» Short problem
For each line of the data below that holds "Dialyzers", copy the line.

--- start of Task data ---

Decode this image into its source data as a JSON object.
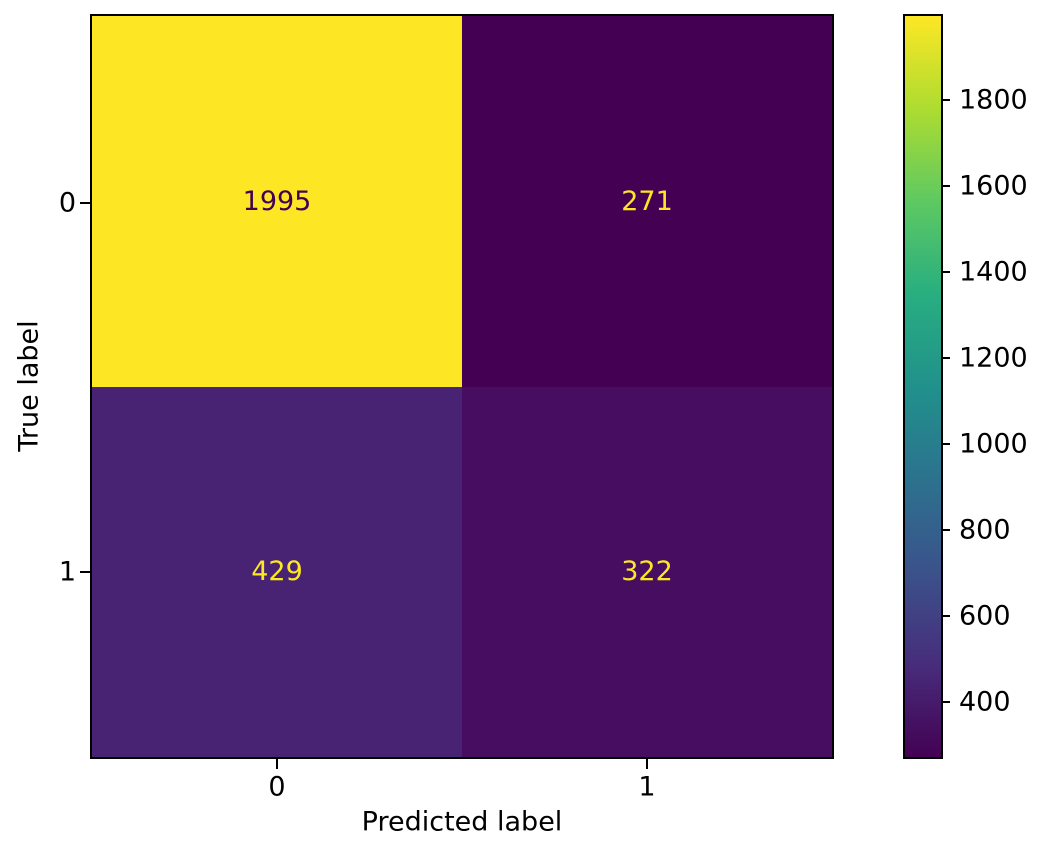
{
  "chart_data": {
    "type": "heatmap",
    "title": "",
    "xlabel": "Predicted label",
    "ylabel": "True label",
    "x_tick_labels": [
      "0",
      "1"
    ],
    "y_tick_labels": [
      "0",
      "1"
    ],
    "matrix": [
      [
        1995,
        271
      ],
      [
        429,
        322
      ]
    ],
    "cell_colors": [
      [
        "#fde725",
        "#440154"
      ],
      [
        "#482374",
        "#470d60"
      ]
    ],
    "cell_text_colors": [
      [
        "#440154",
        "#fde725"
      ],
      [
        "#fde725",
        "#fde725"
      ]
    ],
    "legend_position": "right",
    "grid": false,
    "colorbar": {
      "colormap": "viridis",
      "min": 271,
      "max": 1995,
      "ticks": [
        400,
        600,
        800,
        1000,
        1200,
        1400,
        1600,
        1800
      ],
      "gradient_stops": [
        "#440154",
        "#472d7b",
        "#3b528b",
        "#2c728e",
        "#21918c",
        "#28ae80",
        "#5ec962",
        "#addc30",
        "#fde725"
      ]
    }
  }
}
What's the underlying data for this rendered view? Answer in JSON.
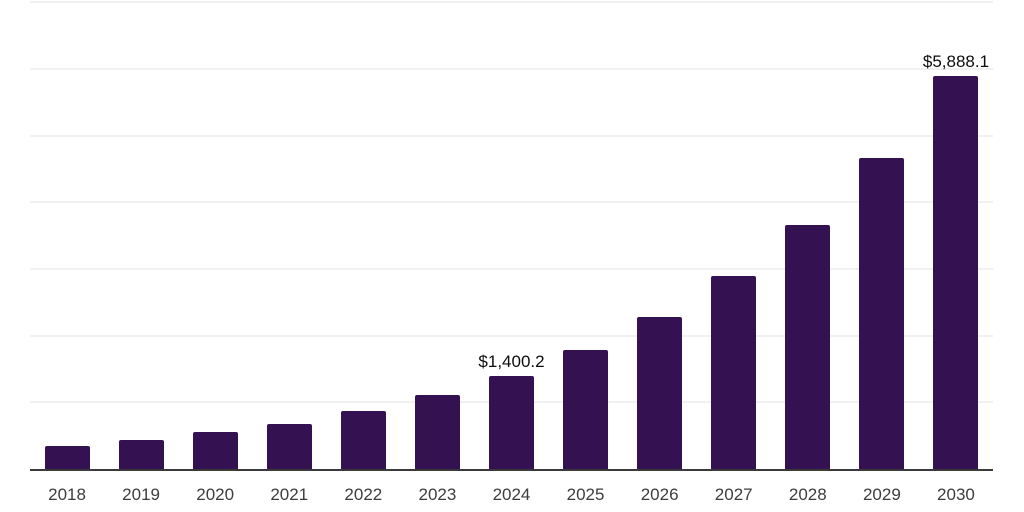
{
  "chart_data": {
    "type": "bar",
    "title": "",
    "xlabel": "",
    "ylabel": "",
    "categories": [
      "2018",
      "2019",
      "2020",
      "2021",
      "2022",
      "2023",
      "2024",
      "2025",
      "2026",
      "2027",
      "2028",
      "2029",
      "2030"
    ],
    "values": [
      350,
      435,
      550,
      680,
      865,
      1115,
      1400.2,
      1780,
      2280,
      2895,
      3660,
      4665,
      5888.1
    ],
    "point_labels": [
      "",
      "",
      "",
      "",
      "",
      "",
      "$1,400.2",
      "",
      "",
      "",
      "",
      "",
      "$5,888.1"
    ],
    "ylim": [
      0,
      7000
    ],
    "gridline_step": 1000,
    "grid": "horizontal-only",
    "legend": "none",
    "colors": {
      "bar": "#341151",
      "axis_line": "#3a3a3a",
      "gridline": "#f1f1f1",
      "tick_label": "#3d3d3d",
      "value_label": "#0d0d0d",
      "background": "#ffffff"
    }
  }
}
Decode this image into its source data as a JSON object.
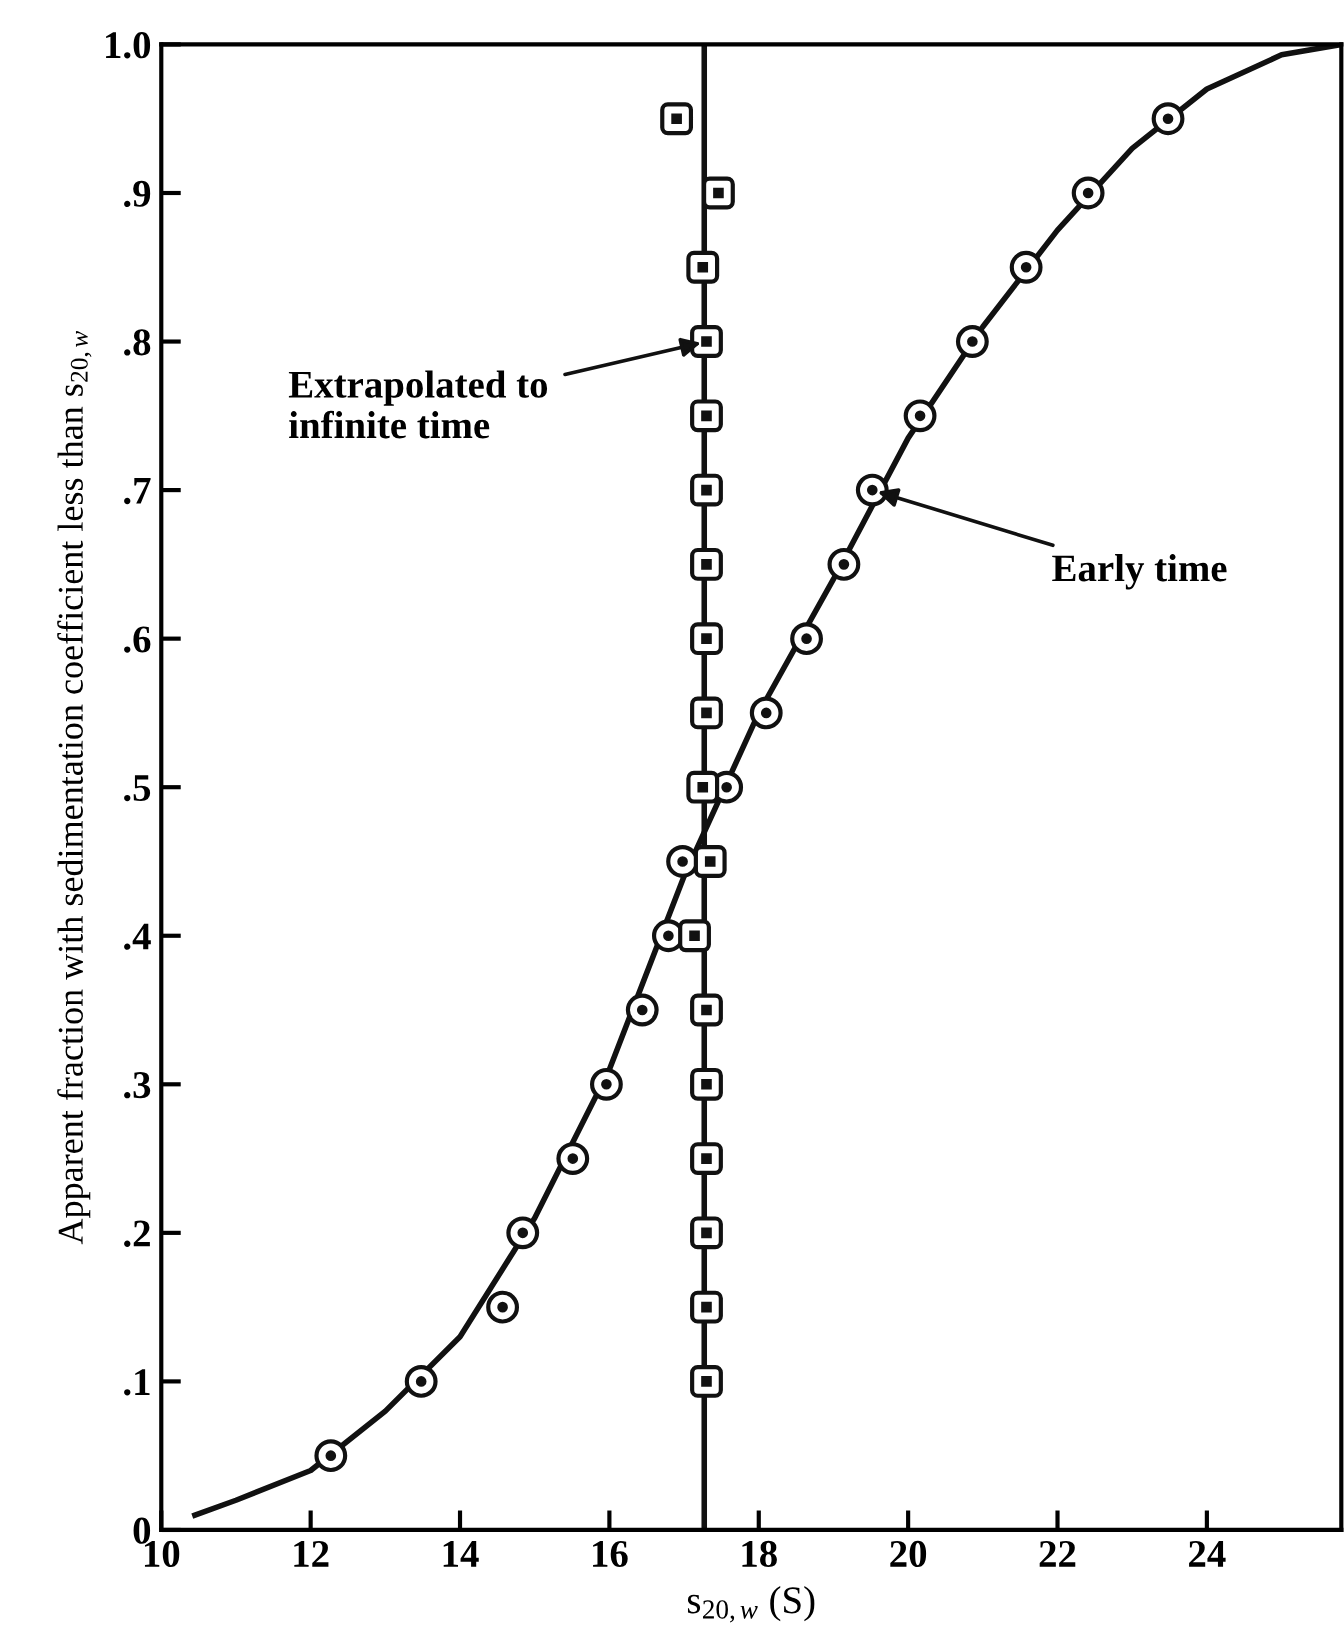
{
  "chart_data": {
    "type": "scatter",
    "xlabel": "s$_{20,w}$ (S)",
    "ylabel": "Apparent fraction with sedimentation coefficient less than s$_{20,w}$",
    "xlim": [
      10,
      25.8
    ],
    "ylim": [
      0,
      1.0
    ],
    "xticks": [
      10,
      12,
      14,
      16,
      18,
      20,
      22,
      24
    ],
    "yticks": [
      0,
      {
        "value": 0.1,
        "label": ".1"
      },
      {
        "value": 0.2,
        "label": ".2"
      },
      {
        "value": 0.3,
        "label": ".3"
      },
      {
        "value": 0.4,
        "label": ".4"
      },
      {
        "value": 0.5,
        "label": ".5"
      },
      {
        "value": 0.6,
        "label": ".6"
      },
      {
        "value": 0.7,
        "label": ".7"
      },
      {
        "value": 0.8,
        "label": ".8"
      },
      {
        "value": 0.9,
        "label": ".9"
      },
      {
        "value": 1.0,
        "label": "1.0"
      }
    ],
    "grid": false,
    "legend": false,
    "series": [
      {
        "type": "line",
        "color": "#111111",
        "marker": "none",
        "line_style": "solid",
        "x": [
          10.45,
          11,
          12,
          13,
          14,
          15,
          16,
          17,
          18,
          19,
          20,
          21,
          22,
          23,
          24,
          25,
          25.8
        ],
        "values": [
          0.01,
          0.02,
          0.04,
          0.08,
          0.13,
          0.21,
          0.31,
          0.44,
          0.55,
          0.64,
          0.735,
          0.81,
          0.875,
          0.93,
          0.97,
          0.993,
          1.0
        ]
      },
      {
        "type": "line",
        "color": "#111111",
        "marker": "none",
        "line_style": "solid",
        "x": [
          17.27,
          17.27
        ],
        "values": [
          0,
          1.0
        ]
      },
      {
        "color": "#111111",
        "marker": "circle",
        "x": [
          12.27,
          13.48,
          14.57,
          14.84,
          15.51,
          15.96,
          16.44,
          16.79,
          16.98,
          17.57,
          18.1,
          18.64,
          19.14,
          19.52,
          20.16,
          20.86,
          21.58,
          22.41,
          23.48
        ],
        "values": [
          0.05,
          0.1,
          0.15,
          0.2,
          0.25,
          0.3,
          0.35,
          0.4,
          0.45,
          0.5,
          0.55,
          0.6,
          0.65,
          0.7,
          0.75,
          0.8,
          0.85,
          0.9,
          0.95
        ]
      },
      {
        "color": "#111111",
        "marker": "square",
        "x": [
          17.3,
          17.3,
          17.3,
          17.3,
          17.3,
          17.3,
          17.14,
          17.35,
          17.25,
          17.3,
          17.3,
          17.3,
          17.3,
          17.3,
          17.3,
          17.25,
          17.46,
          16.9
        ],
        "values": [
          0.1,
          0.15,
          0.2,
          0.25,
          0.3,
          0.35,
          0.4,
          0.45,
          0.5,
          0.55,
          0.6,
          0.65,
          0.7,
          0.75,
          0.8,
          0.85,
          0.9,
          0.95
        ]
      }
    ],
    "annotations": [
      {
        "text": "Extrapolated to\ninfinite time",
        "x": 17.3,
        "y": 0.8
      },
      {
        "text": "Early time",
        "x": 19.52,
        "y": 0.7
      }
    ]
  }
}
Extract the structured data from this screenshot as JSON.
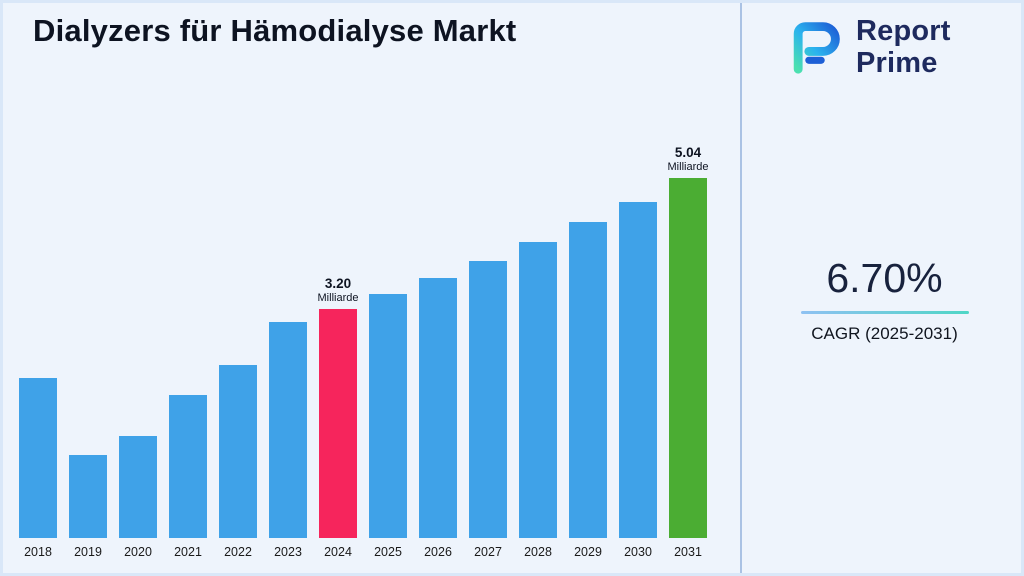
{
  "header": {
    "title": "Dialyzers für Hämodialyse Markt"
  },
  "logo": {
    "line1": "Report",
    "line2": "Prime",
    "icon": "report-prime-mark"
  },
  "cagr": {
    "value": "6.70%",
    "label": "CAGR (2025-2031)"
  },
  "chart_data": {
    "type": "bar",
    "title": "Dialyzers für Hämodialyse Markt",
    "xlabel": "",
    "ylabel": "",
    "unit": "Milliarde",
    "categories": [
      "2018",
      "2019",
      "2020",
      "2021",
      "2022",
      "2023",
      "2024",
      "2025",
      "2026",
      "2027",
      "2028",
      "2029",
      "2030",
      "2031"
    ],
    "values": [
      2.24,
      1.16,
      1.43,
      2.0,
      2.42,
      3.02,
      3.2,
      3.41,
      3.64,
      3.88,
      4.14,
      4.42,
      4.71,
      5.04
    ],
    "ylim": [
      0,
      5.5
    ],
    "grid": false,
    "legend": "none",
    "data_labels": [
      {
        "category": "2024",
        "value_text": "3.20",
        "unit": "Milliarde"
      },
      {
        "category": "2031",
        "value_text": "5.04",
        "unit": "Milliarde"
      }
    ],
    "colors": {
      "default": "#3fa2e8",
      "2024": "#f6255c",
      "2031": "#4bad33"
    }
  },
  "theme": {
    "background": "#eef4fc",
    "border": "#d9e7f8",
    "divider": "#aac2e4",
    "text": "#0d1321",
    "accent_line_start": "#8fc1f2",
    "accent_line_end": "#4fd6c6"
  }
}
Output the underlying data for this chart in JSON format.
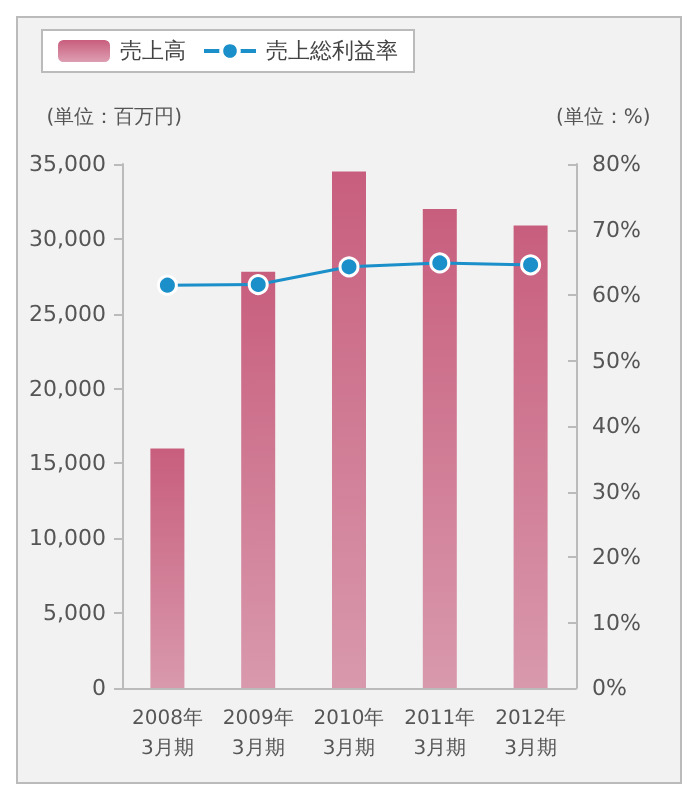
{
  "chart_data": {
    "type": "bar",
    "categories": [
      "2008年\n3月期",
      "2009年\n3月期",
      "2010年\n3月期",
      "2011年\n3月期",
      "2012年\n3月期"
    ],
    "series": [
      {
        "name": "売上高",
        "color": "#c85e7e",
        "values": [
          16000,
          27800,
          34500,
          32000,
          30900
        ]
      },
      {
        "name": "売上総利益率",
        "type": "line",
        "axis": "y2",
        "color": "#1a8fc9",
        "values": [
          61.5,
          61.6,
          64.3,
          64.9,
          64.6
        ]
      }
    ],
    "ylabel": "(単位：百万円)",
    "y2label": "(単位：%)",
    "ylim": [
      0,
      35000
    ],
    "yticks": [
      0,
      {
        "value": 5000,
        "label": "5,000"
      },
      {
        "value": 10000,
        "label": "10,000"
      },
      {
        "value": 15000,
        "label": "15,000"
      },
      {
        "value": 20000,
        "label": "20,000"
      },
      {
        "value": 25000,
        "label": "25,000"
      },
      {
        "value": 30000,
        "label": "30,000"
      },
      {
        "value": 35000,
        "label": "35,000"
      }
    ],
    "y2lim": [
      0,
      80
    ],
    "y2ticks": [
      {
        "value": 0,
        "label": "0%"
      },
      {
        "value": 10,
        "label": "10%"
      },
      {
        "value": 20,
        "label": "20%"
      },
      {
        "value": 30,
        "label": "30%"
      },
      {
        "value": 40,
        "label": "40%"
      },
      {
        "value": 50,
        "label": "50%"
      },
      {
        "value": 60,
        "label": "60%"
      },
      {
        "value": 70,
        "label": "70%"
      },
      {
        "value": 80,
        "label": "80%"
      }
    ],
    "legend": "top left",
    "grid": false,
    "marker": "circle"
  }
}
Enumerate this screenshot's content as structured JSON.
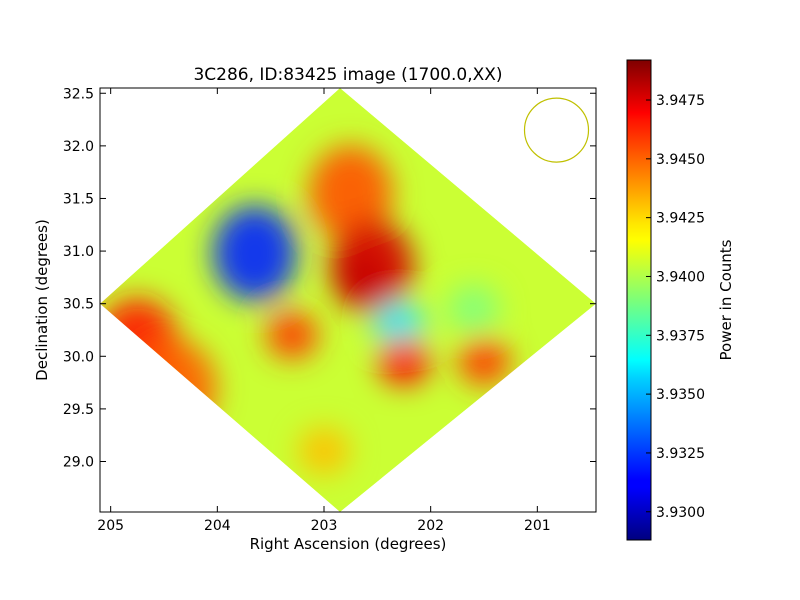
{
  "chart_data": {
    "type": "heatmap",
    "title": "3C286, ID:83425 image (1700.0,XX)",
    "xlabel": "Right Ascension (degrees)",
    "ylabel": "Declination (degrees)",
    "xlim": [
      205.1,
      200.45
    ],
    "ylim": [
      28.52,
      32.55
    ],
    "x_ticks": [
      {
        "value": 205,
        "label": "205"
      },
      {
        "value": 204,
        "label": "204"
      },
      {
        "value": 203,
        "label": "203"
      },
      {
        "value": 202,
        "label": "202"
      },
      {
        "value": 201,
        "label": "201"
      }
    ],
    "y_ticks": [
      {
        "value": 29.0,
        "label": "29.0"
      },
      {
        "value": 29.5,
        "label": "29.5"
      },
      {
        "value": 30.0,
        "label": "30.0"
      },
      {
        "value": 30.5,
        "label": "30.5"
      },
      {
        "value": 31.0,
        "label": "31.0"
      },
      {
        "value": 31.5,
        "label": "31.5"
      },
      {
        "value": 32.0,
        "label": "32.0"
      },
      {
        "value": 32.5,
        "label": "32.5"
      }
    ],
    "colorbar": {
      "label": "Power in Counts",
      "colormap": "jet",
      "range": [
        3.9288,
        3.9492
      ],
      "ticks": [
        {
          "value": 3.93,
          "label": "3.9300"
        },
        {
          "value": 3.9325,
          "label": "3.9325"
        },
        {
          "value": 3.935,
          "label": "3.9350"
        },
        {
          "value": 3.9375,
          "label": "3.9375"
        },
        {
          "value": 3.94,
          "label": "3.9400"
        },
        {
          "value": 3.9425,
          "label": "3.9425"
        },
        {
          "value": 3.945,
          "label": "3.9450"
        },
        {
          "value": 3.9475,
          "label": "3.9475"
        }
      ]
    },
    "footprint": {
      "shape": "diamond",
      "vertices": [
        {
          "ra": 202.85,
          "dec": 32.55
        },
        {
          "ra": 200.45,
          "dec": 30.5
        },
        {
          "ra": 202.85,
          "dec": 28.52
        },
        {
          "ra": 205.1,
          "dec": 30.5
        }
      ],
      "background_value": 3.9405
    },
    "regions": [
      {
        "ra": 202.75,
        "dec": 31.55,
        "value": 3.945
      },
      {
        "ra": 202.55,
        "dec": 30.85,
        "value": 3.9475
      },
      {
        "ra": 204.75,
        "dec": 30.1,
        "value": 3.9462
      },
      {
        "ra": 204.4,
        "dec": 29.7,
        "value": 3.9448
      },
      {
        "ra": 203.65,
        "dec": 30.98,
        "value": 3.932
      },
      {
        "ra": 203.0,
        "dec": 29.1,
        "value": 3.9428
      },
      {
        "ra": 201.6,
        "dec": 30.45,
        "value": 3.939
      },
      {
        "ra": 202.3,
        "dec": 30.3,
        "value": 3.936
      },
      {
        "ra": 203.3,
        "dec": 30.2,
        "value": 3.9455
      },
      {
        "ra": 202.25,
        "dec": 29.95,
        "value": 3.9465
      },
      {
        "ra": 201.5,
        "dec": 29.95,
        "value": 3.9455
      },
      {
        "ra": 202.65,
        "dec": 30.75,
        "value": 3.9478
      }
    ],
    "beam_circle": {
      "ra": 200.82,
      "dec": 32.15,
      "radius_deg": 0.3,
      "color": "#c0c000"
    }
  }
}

--- end of Task data ---

» Correct output
    "title": "Dialyzers für Hämodialyse Markt"
    "title": "Dialyzers für Hämodialyse Markt",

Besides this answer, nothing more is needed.